---- The data

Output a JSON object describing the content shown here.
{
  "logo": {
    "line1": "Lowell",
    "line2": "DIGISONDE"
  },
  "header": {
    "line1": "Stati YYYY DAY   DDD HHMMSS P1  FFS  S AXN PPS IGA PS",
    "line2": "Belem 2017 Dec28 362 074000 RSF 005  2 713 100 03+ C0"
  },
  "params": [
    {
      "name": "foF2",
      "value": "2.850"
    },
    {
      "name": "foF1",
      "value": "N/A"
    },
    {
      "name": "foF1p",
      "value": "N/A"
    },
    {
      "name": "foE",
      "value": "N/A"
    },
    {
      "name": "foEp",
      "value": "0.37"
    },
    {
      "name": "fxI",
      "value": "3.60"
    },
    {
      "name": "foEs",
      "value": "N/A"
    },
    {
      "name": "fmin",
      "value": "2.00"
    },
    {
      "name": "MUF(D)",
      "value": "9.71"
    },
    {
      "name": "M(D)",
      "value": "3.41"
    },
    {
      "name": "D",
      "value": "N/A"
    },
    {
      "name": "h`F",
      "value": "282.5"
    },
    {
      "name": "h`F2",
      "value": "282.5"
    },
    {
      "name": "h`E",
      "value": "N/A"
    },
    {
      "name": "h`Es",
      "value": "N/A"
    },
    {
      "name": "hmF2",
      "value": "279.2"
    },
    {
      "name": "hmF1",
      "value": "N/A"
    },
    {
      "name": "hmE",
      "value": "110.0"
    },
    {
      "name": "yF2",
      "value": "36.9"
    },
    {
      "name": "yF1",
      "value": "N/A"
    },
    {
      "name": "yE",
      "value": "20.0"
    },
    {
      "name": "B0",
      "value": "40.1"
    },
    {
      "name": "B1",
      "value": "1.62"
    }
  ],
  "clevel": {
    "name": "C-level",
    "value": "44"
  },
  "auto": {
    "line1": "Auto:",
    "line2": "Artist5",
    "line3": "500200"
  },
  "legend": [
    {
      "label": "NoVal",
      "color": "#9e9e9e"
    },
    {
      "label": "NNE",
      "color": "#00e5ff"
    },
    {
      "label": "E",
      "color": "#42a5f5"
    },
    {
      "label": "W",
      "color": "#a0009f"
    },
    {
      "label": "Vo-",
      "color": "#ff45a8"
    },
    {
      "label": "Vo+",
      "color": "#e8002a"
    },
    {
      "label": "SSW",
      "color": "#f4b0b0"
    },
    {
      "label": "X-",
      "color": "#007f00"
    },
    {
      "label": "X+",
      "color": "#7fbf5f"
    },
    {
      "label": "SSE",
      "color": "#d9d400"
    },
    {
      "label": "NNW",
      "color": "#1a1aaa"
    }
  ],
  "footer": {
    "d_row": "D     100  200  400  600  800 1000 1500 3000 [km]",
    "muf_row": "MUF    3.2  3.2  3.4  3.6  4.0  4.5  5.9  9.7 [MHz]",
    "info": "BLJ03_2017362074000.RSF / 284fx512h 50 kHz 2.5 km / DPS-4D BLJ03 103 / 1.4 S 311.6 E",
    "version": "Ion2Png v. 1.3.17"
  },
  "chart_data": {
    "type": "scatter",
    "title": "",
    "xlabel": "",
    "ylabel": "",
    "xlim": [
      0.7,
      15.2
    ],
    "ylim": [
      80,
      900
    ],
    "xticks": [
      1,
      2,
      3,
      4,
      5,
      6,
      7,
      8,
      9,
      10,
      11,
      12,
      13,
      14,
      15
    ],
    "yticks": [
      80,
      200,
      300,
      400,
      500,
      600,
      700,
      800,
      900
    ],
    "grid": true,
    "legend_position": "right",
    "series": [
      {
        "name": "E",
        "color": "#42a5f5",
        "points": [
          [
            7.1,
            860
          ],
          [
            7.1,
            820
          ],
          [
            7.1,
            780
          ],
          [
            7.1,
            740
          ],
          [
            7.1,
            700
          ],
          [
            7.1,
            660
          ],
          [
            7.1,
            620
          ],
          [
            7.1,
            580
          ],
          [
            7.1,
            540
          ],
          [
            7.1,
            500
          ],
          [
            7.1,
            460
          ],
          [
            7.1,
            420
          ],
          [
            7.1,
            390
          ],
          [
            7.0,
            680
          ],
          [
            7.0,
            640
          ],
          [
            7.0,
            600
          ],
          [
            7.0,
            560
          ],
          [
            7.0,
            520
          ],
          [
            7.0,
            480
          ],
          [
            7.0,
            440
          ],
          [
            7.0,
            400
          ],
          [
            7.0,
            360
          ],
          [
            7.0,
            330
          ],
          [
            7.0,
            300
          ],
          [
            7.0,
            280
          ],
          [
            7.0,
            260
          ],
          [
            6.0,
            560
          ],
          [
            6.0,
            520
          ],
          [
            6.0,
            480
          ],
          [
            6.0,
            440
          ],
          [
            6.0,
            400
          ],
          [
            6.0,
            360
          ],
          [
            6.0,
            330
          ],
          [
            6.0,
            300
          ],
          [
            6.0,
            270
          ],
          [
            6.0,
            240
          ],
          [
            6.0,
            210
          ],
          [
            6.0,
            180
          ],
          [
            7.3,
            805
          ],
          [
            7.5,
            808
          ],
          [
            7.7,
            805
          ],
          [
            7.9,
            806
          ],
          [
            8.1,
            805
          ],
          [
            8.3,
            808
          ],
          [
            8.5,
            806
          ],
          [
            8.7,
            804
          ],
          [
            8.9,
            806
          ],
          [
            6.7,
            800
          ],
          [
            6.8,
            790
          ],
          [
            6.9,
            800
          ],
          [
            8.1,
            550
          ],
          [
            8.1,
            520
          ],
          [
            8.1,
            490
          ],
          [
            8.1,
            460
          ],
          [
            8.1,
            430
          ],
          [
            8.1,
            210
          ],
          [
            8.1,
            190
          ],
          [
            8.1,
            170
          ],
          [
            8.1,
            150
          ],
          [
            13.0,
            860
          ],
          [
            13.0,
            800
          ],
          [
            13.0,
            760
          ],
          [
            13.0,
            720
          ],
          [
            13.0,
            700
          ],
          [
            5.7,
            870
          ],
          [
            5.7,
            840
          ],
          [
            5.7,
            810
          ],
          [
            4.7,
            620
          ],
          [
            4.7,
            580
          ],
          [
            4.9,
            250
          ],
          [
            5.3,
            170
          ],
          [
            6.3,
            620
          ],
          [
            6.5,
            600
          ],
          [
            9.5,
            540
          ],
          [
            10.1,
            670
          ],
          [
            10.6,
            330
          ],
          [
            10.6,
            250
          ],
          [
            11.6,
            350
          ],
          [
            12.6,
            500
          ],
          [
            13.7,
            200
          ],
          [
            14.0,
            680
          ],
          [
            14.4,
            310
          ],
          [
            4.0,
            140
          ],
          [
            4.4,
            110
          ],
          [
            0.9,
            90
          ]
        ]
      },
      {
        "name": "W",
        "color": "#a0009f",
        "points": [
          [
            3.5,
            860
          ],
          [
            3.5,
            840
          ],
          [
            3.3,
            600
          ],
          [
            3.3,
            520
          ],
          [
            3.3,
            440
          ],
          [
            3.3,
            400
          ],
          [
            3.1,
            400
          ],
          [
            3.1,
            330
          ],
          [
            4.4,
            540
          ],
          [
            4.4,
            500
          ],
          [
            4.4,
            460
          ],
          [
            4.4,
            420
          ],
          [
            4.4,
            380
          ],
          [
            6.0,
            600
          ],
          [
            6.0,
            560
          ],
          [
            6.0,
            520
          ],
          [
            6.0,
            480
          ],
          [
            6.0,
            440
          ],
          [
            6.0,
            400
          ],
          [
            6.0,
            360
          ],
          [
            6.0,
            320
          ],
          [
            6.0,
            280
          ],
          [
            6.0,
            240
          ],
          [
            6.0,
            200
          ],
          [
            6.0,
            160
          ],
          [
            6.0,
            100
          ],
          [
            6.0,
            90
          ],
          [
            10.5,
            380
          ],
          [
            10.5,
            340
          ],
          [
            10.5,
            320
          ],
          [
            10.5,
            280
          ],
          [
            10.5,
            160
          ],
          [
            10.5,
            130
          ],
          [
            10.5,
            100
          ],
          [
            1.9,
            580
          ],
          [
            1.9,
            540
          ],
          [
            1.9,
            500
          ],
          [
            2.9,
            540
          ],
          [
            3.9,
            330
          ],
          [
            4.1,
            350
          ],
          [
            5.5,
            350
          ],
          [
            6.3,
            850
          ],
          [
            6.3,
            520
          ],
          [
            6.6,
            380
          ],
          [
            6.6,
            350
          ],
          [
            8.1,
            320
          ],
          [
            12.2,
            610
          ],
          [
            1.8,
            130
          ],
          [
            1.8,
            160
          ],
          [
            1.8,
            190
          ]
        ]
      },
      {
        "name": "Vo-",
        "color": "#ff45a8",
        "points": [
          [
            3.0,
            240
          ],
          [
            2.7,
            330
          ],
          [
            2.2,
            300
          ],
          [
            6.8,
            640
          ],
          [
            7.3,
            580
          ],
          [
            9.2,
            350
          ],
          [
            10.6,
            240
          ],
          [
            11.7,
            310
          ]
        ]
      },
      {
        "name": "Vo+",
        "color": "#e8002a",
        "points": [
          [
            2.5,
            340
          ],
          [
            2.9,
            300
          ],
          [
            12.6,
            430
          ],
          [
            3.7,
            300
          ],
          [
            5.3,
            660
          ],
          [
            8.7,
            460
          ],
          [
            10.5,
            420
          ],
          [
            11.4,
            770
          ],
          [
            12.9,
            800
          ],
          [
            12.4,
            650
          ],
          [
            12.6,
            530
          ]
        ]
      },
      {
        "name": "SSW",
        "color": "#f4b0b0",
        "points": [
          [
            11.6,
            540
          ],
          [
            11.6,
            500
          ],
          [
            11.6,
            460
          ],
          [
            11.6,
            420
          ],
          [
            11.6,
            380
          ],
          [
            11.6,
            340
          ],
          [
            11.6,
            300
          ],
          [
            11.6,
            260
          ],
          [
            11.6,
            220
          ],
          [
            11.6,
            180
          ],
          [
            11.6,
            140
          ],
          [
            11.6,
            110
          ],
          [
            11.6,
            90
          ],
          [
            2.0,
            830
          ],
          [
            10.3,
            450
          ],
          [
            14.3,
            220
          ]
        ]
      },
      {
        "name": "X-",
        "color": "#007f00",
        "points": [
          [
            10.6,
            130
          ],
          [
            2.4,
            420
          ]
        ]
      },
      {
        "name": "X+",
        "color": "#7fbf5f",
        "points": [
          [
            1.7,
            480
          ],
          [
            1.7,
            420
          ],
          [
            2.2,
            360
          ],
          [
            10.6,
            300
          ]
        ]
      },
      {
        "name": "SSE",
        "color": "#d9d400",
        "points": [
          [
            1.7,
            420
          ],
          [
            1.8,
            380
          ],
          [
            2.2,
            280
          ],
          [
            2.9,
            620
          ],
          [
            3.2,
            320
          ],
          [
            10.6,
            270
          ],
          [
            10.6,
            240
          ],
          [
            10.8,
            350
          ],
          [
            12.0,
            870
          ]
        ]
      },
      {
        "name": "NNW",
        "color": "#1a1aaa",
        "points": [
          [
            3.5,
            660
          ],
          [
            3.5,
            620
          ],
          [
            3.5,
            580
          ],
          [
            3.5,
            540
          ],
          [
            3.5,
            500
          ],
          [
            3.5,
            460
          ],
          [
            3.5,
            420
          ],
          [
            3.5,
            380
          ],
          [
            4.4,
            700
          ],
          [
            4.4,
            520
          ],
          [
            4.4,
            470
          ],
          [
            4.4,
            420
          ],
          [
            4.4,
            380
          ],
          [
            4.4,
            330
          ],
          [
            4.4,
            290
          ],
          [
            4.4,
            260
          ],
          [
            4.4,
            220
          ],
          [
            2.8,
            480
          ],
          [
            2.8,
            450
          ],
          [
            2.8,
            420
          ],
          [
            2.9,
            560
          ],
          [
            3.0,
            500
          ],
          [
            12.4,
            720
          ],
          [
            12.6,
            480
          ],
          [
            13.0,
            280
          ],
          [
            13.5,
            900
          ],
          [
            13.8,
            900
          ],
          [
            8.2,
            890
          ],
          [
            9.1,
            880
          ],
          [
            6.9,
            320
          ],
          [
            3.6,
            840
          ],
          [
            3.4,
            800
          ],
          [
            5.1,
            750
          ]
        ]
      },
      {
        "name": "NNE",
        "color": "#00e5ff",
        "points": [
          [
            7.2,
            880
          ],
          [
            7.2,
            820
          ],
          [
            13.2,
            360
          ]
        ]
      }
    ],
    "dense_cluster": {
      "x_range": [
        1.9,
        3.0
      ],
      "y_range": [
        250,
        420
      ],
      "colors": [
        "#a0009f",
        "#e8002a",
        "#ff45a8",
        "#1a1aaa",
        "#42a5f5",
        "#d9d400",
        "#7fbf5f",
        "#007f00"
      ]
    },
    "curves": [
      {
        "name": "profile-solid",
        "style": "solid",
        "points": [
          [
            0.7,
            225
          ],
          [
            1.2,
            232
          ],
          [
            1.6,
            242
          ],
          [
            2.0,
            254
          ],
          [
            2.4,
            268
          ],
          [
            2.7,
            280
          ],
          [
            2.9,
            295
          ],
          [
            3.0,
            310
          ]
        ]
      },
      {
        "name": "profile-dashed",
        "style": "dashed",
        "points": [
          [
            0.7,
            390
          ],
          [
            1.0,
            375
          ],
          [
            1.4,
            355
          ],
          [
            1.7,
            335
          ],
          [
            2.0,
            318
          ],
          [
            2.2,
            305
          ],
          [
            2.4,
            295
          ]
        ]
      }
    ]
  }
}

--------

Written instruction: Copy every line of the listing where the word "profile" appears.

Expected output:
        "name": "profile-solid",
        "name": "profile-dashed",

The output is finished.